Task -
Do not include the pictures; repeat the rest of the data exactly.

Task data -

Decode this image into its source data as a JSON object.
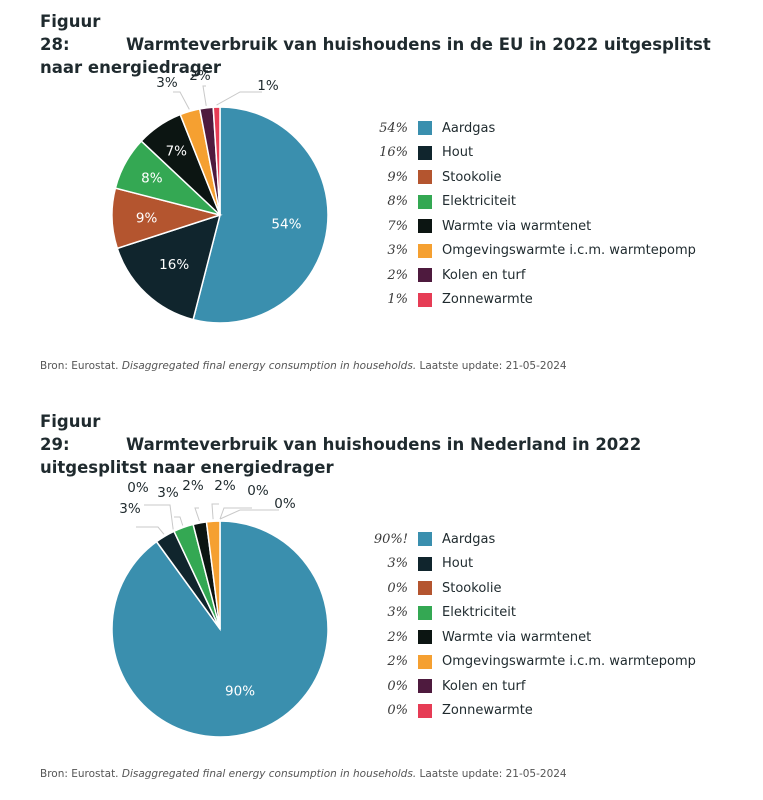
{
  "categories": [
    "Aardgas",
    "Hout",
    "Stookolie",
    "Elektriciteit",
    "Warmte via warmtenet",
    "Omgevingswarmte i.c.m. warmtepomp",
    "Kolen en turf",
    "Zonnewarmte"
  ],
  "colors": {
    "Aardgas": "#3a8fae",
    "Hout": "#10252d",
    "Stookolie": "#b4552f",
    "Elektriciteit": "#34a853",
    "Warmte via warmtenet": "#0c1512",
    "Omgevingswarmte i.c.m. warmtepomp": "#f5a031",
    "Kolen en turf": "#4e1a3e",
    "Zonnewarmte": "#e63c55"
  },
  "chart_data": [
    {
      "type": "pie",
      "number": "Figuur 28:",
      "title": "Warmteverbruik van huishoudens in de EU in 2022 uitgesplitst naar energiedrager",
      "categories": [
        "Aardgas",
        "Hout",
        "Stookolie",
        "Elektriciteit",
        "Warmte via warmtenet",
        "Omgevingswarmte i.c.m. warmtepomp",
        "Kolen en turf",
        "Zonnewarmte"
      ],
      "values": [
        54,
        16,
        9,
        8,
        7,
        3,
        2,
        1
      ],
      "value_labels": [
        "54%",
        "16%",
        "9%",
        "8%",
        "7%",
        "3%",
        "2%",
        "1%"
      ],
      "handwritten_notes": [
        "54%",
        "16%",
        "9%",
        "8%",
        "7%",
        "3%",
        "2%",
        "1%"
      ],
      "legend": "right",
      "source_prefix": "Bron: Eurostat. ",
      "source_italic": "Disaggregated final energy consumption in households.",
      "source_suffix": " Laatste update: 21-05-2024"
    },
    {
      "type": "pie",
      "number": "Figuur 29:",
      "title": "Warmteverbruik van huishoudens in Nederland in 2022 uitgesplitst naar energiedrager",
      "categories": [
        "Aardgas",
        "Hout",
        "Stookolie",
        "Elektriciteit",
        "Warmte via warmtenet",
        "Omgevingswarmte i.c.m. warmtepomp",
        "Kolen en turf",
        "Zonnewarmte"
      ],
      "values": [
        90,
        3,
        0,
        3,
        2,
        2,
        0,
        0
      ],
      "value_labels": [
        "90%",
        "3%",
        "0%",
        "3%",
        "2%",
        "2%",
        "0%",
        "0%"
      ],
      "handwritten_notes": [
        "90%!",
        "3%",
        "0%",
        "3%",
        "2%",
        "2%",
        "0%",
        "0%"
      ],
      "legend": "right",
      "source_prefix": "Bron: Eurostat. ",
      "source_italic": "Disaggregated final energy consumption in households.",
      "source_suffix": " Laatste update: 21-05-2024"
    }
  ]
}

Response to this task -
Decode this image into its source data as a JSON object.
{
  "categories": [
    "Aardgas",
    "Hout",
    "Stookolie",
    "Elektriciteit",
    "Warmte via warmtenet",
    "Omgevingswarmte i.c.m. warmtepomp",
    "Kolen en turf",
    "Zonnewarmte"
  ],
  "colors": {
    "Aardgas": "#3a8fae",
    "Hout": "#10252d",
    "Stookolie": "#b4552f",
    "Elektriciteit": "#34a853",
    "Warmte via warmtenet": "#0c1512",
    "Omgevingswarmte i.c.m. warmtepomp": "#f5a031",
    "Kolen en turf": "#4e1a3e",
    "Zonnewarmte": "#e63c55"
  },
  "chart_data": [
    {
      "type": "pie",
      "number": "Figuur 28:",
      "title": "Warmteverbruik van huishoudens in de EU in 2022 uitgesplitst naar energiedrager",
      "categories": [
        "Aardgas",
        "Hout",
        "Stookolie",
        "Elektriciteit",
        "Warmte via warmtenet",
        "Omgevingswarmte i.c.m. warmtepomp",
        "Kolen en turf",
        "Zonnewarmte"
      ],
      "values": [
        54,
        16,
        9,
        8,
        7,
        3,
        2,
        1
      ],
      "value_labels": [
        "54%",
        "16%",
        "9%",
        "8%",
        "7%",
        "3%",
        "2%",
        "1%"
      ],
      "handwritten_notes": [
        "54%",
        "16%",
        "9%",
        "8%",
        "7%",
        "3%",
        "2%",
        "1%"
      ],
      "legend": "right",
      "source_prefix": "Bron: Eurostat. ",
      "source_italic": "Disaggregated final energy consumption in households.",
      "source_suffix": " Laatste update: 21-05-2024"
    },
    {
      "type": "pie",
      "number": "Figuur 29:",
      "title": "Warmteverbruik van huishoudens in Nederland in 2022 uitgesplitst naar energiedrager",
      "categories": [
        "Aardgas",
        "Hout",
        "Stookolie",
        "Elektriciteit",
        "Warmte via warmtenet",
        "Omgevingswarmte i.c.m. warmtepomp",
        "Kolen en turf",
        "Zonnewarmte"
      ],
      "values": [
        90,
        3,
        0,
        3,
        2,
        2,
        0,
        0
      ],
      "value_labels": [
        "90%",
        "3%",
        "0%",
        "3%",
        "2%",
        "2%",
        "0%",
        "0%"
      ],
      "handwritten_notes": [
        "90%!",
        "3%",
        "0%",
        "3%",
        "2%",
        "2%",
        "0%",
        "0%"
      ],
      "legend": "right",
      "source_prefix": "Bron: Eurostat. ",
      "source_italic": "Disaggregated final energy consumption in households.",
      "source_suffix": " Laatste update: 21-05-2024"
    }
  ]
}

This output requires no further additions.